[Records from a collection]
──────────
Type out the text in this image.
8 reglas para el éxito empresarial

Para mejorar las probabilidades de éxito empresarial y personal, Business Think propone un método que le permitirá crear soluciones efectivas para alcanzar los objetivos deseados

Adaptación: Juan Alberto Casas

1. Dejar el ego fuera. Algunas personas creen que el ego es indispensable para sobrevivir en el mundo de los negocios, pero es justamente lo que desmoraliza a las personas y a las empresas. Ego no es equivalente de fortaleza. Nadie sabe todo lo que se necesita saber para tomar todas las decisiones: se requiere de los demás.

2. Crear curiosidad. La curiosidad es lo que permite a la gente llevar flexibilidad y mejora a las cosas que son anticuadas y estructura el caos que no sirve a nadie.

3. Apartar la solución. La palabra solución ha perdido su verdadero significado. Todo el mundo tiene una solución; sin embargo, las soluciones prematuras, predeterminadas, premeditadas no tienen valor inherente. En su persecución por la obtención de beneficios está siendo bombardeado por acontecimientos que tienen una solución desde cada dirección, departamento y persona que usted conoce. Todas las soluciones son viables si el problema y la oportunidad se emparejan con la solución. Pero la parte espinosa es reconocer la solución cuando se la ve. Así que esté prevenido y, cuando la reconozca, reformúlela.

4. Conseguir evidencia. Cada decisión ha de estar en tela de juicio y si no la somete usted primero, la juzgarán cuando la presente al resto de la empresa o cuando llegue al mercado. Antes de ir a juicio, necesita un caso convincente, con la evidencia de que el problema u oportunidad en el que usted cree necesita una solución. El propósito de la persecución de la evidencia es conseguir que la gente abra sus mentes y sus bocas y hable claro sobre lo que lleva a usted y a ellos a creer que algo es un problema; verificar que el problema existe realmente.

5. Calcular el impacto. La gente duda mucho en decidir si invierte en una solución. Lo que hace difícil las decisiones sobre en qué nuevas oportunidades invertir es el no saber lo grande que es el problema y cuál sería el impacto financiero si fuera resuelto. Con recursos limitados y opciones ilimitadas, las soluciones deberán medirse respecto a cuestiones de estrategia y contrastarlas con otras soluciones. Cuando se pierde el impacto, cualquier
──────────
Return every record above exactly as it appears.

## RESULT OF THE EXERCISE
Type out the text in this image.
8 reglas para el éxito empresarial

Para mejorar las probabilidades de éxito empresarial y personal, Business Think propone un método que le permitirá crear soluciones efectivas para alcanzar los objetivos deseados

Adaptación: Juan Alberto Casas

1. Dejar el ego fuera. Algunas personas creen que el ego es indispensable para sobrevivir en el mundo de los negocios, pero es justamente lo que desmoraliza a las personas y a las empresas. Ego no es equivalente de fortaleza. Nadie sabe todo lo que se necesita saber para tomar todas las decisiones: se requiere de los demás.

2. Crear curiosidad. La curiosidad es lo que permite a la gente llevar flexibilidad y mejora a las cosas que son anticuadas y estructura el caos que no sirve a nadie.

3. Apartar la solución. La palabra solución ha perdido su verdadero significado. Todo el mundo tiene una solución; sin embargo, las soluciones prematuras, predeterminadas, premeditadas no tienen valor inherente. En su persecución por la obtención de beneficios está siendo bombardeado por acontecimientos que tienen una solución desde cada dirección, departamento y persona que usted conoce. Todas las soluciones son viables si el problema y la oportunidad se emparejan con la solución. Pero la parte espinosa es reconocer la solución cuando se la ve. Así que esté prevenido y, cuando la reconozca, reformúlela.

4. Conseguir evidencia. Cada decisión ha de estar en tela de juicio y si no la somete usted primero, la juzgarán cuando la presente al resto de la empresa o cuando llegue al mercado. Antes de ir a juicio, necesita un caso convincente, con la evidencia de que el problema u oportunidad en el que usted cree necesita una solución. El propósito de la persecución de la evidencia es conseguir que la gente abra sus mentes y sus bocas y hable claro sobre lo que lleva a usted y a ellos a creer que algo es un problema; verificar que el problema existe realmente.

5. Calcular el impacto. La gente duda mucho en decidir si invierte en una solución. Lo que hace difícil las decisiones sobre en qué nuevas oportunidades invertir es el no saber lo grande que es el problema y cuál sería el impacto financiero si fuera resuelto. Con recursos limitados y opciones ilimitadas, las soluciones deberán medirse respecto a cuestiones de estrategia y contrastarlas con otras soluciones. Cuando se pierde el impacto, cualquier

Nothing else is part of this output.